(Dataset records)
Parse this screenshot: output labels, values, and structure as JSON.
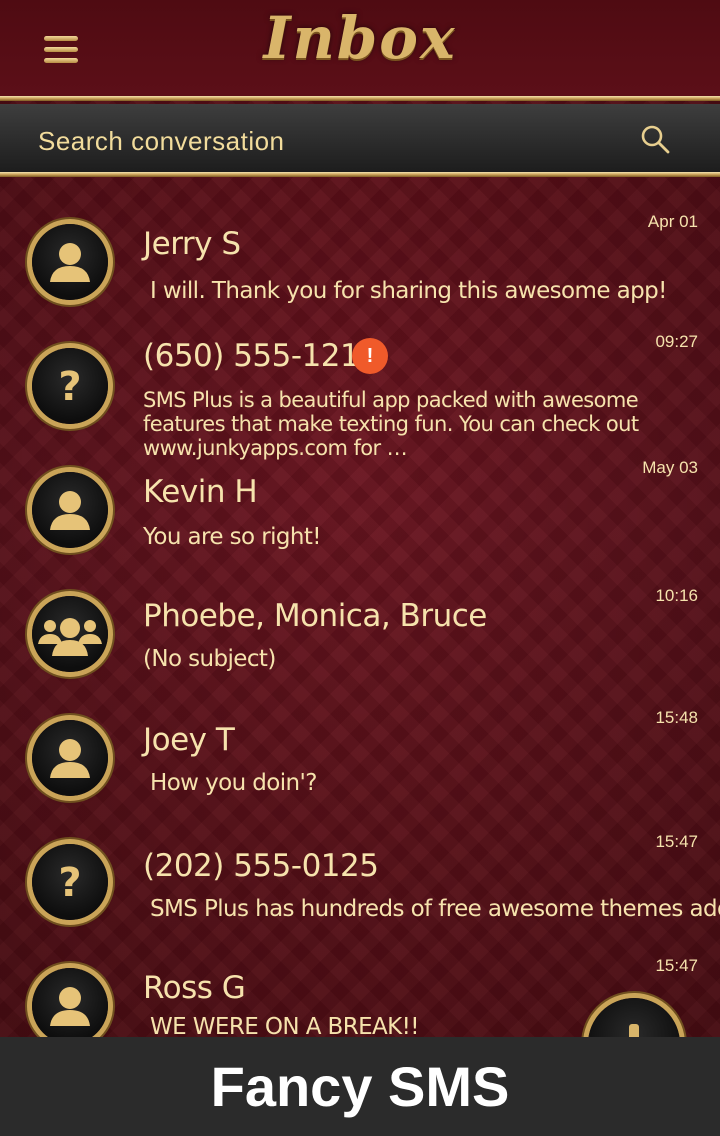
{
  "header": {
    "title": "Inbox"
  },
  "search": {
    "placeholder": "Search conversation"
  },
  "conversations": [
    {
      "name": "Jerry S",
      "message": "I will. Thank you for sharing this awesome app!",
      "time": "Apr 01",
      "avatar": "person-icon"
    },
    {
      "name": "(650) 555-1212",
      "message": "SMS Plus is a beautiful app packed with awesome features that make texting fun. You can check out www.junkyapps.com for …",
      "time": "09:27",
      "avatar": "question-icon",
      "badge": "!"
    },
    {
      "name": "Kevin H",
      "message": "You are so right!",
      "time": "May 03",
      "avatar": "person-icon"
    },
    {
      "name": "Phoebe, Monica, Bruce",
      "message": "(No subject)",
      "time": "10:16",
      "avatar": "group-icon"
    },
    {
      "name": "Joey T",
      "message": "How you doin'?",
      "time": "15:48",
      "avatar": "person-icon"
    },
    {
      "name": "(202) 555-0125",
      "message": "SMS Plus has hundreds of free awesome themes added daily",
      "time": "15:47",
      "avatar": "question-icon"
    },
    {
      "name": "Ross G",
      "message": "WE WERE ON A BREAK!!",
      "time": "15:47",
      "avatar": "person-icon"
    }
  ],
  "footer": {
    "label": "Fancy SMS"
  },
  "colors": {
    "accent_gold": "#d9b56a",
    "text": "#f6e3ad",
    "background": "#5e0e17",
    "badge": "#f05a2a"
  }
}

EXERCISE GOAL:
Omit pictures; set down the rest of the material word for word.

ANSWER BELOW:
Parse this screenshot: output labels, values, and structure as JSON.
{
  "header": {
    "title": "Inbox"
  },
  "search": {
    "placeholder": "Search conversation"
  },
  "conversations": [
    {
      "name": "Jerry S",
      "message": "I will. Thank you for sharing this awesome app!",
      "time": "Apr 01",
      "avatar": "person-icon"
    },
    {
      "name": "(650) 555-1212",
      "message": "SMS Plus is a beautiful app packed with awesome features that make texting fun. You can check out www.junkyapps.com for …",
      "time": "09:27",
      "avatar": "question-icon",
      "badge": "!"
    },
    {
      "name": "Kevin H",
      "message": "You are so right!",
      "time": "May 03",
      "avatar": "person-icon"
    },
    {
      "name": "Phoebe, Monica, Bruce",
      "message": "(No subject)",
      "time": "10:16",
      "avatar": "group-icon"
    },
    {
      "name": "Joey T",
      "message": "How you doin'?",
      "time": "15:48",
      "avatar": "person-icon"
    },
    {
      "name": "(202) 555-0125",
      "message": "SMS Plus has hundreds of free awesome themes added daily",
      "time": "15:47",
      "avatar": "question-icon"
    },
    {
      "name": "Ross G",
      "message": "WE WERE ON A BREAK!!",
      "time": "15:47",
      "avatar": "person-icon"
    }
  ],
  "footer": {
    "label": "Fancy SMS"
  },
  "colors": {
    "accent_gold": "#d9b56a",
    "text": "#f6e3ad",
    "background": "#5e0e17",
    "badge": "#f05a2a"
  }
}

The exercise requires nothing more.